The records:
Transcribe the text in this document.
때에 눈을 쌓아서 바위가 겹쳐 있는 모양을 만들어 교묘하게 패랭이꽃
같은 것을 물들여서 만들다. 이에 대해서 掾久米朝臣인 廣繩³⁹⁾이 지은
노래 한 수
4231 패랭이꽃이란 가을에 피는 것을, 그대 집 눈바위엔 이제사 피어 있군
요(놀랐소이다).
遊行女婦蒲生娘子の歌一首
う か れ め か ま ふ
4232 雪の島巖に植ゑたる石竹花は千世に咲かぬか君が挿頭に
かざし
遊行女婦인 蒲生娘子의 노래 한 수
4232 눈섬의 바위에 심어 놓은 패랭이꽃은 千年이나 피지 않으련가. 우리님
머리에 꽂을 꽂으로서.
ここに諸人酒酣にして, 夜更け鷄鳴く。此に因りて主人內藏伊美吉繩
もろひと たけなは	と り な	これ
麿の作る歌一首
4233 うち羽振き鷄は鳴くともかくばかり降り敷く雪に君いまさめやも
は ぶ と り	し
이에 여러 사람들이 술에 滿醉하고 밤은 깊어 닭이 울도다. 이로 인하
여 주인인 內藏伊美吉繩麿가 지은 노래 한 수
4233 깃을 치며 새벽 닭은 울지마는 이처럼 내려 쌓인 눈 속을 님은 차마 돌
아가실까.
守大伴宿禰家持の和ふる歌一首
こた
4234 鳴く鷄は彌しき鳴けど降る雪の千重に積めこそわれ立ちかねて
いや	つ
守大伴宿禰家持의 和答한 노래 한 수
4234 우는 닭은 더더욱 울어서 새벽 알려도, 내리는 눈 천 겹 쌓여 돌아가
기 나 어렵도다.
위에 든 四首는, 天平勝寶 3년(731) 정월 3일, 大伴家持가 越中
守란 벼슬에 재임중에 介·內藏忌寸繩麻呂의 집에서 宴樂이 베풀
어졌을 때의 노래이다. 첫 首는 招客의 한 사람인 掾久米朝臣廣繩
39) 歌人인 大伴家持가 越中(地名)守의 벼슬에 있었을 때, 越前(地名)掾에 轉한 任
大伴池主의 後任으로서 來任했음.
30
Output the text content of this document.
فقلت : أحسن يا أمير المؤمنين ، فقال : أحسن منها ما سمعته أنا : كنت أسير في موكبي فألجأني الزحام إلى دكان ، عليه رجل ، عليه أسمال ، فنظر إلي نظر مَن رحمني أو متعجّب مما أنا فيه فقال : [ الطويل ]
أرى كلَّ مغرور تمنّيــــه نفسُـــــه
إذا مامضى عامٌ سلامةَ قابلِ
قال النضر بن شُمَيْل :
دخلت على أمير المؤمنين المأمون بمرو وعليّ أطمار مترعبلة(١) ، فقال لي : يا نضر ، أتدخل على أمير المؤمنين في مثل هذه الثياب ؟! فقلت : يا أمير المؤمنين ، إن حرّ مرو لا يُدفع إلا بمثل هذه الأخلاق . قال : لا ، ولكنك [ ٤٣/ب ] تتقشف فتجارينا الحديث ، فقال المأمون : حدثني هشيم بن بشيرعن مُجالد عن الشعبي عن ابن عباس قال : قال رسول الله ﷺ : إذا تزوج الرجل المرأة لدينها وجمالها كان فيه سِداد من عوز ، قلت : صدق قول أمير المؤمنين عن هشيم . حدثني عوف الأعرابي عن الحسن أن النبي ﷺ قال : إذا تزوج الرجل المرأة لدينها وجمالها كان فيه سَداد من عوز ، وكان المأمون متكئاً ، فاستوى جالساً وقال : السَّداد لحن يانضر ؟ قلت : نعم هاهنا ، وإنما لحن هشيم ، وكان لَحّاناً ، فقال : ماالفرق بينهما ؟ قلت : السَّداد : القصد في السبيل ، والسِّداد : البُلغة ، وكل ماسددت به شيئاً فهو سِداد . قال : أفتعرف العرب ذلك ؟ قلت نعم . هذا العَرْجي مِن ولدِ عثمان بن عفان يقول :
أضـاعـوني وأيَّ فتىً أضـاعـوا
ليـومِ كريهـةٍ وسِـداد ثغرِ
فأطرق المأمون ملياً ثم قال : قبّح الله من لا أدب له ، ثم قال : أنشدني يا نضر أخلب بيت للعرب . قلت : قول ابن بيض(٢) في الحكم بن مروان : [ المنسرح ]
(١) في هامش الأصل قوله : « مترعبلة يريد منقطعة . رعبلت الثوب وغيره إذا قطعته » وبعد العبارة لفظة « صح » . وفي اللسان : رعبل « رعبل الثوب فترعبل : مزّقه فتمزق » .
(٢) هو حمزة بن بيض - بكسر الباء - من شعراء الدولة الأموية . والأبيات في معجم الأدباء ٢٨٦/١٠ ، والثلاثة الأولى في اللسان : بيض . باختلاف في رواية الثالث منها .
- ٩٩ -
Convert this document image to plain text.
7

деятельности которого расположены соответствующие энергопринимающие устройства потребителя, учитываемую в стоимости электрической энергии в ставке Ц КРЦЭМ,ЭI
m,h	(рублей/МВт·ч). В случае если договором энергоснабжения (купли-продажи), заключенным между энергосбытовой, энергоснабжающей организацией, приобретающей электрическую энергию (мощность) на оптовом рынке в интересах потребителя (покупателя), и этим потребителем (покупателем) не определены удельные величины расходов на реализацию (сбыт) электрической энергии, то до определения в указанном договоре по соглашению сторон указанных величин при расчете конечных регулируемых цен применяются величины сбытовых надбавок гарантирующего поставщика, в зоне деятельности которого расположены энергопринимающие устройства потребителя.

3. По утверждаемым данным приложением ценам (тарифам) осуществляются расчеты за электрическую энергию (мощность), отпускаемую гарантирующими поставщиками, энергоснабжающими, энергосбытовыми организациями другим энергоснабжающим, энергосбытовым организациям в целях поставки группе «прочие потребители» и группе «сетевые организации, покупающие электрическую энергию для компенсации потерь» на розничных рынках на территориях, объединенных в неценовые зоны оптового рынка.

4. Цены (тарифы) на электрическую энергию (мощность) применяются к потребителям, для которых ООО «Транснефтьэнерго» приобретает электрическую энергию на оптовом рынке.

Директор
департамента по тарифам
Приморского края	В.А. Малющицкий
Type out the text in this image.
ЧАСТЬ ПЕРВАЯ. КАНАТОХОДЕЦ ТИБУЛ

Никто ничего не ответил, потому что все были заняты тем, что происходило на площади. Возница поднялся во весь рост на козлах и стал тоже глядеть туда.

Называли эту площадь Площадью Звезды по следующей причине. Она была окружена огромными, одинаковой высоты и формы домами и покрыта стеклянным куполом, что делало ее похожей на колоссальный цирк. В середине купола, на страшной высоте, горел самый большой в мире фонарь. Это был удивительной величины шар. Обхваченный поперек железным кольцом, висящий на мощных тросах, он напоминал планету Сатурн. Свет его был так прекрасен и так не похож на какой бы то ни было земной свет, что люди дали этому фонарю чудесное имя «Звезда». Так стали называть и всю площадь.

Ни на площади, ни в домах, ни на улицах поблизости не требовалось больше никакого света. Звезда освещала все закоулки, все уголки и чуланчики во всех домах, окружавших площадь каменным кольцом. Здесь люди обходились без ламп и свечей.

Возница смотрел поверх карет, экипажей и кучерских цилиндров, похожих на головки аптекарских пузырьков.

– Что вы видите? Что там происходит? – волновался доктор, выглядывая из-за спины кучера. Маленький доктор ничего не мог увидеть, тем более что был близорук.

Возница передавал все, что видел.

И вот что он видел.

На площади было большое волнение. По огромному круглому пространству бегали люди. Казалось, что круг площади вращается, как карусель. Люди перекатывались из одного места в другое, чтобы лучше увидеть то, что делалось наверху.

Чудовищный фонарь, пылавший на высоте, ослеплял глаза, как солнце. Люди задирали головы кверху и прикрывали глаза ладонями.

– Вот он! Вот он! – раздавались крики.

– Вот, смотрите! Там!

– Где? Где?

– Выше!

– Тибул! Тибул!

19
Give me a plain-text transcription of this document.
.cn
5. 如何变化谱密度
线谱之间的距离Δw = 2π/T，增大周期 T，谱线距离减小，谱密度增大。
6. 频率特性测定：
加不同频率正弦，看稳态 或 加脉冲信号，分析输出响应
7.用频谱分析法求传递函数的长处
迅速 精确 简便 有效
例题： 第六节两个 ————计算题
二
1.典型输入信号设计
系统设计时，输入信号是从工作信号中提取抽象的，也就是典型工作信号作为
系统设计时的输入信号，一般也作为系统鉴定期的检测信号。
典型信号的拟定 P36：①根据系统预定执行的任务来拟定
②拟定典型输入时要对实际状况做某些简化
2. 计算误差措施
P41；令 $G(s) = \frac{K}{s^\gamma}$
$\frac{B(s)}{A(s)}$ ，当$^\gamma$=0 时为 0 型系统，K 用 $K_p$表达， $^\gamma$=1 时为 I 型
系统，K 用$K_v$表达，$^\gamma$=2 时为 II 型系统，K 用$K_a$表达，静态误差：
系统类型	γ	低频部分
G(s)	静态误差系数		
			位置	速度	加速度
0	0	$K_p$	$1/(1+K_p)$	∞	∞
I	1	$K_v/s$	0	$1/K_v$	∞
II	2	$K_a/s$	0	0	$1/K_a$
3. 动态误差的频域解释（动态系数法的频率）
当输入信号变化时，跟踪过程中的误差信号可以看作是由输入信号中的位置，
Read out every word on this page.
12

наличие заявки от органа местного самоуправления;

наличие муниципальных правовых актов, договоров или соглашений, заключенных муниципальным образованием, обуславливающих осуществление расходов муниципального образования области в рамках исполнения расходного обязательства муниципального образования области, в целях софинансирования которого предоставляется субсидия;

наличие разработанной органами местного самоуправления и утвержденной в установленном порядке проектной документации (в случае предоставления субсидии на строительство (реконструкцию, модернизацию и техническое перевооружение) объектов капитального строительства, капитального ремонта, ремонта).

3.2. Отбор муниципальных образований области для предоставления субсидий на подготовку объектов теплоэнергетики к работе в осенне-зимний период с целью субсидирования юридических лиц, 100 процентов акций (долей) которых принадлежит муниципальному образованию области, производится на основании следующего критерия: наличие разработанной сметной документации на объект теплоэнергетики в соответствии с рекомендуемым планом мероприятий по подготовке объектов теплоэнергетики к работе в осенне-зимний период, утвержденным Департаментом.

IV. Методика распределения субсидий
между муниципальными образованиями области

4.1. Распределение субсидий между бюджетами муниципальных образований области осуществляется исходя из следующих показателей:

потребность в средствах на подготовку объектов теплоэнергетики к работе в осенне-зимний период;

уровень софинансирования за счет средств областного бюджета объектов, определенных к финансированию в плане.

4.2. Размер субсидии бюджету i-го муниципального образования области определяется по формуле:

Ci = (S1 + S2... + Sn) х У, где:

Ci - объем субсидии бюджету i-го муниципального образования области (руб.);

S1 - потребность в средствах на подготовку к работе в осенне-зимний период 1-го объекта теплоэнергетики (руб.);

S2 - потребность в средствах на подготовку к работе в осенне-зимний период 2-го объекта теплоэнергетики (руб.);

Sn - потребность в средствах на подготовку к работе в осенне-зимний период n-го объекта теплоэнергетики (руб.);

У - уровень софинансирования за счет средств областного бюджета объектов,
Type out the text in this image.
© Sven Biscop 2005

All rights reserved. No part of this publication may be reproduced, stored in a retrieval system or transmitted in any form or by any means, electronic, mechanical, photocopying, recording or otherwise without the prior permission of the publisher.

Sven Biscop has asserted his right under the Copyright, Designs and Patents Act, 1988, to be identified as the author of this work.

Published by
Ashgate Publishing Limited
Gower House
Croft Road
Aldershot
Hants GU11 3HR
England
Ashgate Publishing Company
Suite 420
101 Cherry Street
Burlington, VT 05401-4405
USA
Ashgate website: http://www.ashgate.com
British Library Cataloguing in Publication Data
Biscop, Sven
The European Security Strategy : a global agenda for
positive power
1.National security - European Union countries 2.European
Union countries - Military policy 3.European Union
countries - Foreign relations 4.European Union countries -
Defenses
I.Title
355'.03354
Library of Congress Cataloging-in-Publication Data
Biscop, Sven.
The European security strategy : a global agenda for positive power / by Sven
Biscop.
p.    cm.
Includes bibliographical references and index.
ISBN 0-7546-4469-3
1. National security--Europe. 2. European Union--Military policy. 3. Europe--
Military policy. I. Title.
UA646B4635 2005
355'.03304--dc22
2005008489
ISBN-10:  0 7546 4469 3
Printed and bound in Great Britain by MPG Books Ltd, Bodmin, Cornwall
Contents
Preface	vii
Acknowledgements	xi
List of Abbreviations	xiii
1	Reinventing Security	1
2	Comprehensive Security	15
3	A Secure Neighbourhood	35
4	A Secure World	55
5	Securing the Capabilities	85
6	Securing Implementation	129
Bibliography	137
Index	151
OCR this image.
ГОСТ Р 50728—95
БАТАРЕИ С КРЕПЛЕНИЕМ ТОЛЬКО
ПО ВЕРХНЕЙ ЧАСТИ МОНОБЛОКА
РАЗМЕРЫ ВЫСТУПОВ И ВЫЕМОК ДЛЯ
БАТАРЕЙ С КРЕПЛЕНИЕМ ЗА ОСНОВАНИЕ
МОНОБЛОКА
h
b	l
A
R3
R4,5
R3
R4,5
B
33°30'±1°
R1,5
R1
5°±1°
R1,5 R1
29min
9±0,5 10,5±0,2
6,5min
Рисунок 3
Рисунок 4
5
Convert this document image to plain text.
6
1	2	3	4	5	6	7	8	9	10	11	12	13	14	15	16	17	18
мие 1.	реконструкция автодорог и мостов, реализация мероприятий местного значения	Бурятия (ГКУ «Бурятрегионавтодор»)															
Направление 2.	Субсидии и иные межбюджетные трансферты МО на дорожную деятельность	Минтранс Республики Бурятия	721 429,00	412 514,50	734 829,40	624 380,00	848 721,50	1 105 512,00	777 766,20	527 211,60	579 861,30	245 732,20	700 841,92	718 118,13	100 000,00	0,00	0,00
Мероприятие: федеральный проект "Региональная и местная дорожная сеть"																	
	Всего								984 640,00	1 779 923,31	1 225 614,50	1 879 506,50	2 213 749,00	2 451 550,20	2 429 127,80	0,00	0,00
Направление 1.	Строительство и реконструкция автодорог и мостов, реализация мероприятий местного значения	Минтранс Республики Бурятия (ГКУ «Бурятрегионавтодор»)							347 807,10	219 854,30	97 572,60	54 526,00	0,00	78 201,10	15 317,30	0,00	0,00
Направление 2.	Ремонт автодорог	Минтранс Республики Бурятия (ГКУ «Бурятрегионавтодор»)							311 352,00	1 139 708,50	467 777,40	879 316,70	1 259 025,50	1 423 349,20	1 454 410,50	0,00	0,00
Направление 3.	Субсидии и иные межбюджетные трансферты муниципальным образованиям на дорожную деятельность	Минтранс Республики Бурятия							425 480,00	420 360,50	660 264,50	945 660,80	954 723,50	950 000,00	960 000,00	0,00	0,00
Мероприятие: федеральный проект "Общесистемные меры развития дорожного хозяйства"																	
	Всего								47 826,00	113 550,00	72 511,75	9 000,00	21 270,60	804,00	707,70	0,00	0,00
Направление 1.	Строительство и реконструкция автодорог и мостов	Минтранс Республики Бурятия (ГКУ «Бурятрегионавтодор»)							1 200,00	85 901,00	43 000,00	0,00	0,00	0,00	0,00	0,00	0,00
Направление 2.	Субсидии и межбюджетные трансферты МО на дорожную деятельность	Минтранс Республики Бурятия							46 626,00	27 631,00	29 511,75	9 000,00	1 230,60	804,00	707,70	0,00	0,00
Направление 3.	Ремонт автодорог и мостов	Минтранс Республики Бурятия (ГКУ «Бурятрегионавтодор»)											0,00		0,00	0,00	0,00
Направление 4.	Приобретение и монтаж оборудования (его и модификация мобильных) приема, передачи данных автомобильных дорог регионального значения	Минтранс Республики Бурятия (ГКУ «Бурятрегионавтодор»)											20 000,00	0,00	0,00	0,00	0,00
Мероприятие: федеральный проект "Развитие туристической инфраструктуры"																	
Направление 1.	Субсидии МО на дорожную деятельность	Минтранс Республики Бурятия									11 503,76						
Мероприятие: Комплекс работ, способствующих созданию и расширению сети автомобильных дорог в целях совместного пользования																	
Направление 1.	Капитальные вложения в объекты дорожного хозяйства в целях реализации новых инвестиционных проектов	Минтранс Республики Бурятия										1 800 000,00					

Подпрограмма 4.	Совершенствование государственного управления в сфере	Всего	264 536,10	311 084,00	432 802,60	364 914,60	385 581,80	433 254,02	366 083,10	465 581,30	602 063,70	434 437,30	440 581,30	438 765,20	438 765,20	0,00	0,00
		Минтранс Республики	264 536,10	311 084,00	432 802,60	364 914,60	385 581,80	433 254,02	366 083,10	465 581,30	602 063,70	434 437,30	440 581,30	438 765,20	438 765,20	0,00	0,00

Exercise task: Which lines of the material contain the string "frac"? List each of them.

Exercise answer:
P41；令 $G(s) = \frac{K}{s^\gamma}$
$\frac{B(s)}{A(s)}$ ，当$^\gamma$=0 时为 0 型系统，K 用 $K_p$表达， $^\gamma$=1 时为 I 型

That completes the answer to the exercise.